Output each entry exactly; skip nothing.

= Data entries =
:::
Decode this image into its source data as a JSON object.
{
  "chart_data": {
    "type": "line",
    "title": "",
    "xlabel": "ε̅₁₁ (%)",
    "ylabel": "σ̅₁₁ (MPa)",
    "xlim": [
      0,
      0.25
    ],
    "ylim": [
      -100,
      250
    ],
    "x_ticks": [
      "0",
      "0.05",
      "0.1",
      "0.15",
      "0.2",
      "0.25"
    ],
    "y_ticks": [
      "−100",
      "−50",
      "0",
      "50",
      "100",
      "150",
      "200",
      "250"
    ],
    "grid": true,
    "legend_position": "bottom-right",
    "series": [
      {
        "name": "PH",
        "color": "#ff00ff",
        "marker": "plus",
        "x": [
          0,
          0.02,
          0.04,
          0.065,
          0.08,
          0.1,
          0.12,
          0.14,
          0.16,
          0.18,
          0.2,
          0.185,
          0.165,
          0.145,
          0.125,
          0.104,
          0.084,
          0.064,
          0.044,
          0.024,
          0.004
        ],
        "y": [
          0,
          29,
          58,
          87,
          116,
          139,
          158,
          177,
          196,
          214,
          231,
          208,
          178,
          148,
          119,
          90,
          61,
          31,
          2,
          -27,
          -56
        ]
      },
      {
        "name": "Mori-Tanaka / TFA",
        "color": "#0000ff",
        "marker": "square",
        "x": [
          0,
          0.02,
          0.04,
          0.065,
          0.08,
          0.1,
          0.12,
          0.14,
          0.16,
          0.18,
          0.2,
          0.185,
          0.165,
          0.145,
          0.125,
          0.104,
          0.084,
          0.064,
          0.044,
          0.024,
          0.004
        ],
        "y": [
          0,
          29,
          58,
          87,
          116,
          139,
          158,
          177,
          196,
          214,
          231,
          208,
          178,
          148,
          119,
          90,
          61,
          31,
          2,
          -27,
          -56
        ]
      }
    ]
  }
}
:::
= The solution =
Decode this image into its source data as a JSON object.
{
  "chart_data": {
    "type": "line",
    "title": "",
    "xlabel": "ε̅₁₁ (%)",
    "ylabel": "σ̅₁₁ (MPa)",
    "xlim": [
      0,
      0.25
    ],
    "ylim": [
      -100,
      250
    ],
    "x_ticks": [
      "0",
      "0.05",
      "0.1",
      "0.15",
      "0.2",
      "0.25"
    ],
    "y_ticks": [
      "−100",
      "−50",
      "0",
      "50",
      "100",
      "150",
      "200",
      "250"
    ],
    "grid": true,
    "legend_position": "bottom-right",
    "series": [
      {
        "name": "PH",
        "color": "#ff00ff",
        "marker": "plus",
        "x": [
          0,
          0.02,
          0.04,
          0.065,
          0.08,
          0.1,
          0.12,
          0.14,
          0.16,
          0.18,
          0.2,
          0.185,
          0.165,
          0.145,
          0.125,
          0.104,
          0.084,
          0.064,
          0.044,
          0.024,
          0.004
        ],
        "y": [
          0,
          29,
          58,
          87,
          116,
          139,
          158,
          177,
          196,
          214,
          231,
          208,
          178,
          148,
          119,
          90,
          61,
          31,
          2,
          -27,
          -56
        ]
      },
      {
        "name": "Mori-Tanaka / TFA",
        "color": "#0000ff",
        "marker": "square",
        "x": [
          0,
          0.02,
          0.04,
          0.065,
          0.08,
          0.1,
          0.12,
          0.14,
          0.16,
          0.18,
          0.2,
          0.185,
          0.165,
          0.145,
          0.125,
          0.104,
          0.084,
          0.064,
          0.044,
          0.024,
          0.004
        ],
        "y": [
          0,
          29,
          58,
          87,
          116,
          139,
          158,
          177,
          196,
          214,
          231,
          208,
          178,
          148,
          119,
          90,
          61,
          31,
          2,
          -27,
          -56
        ]
      }
    ]
  }
}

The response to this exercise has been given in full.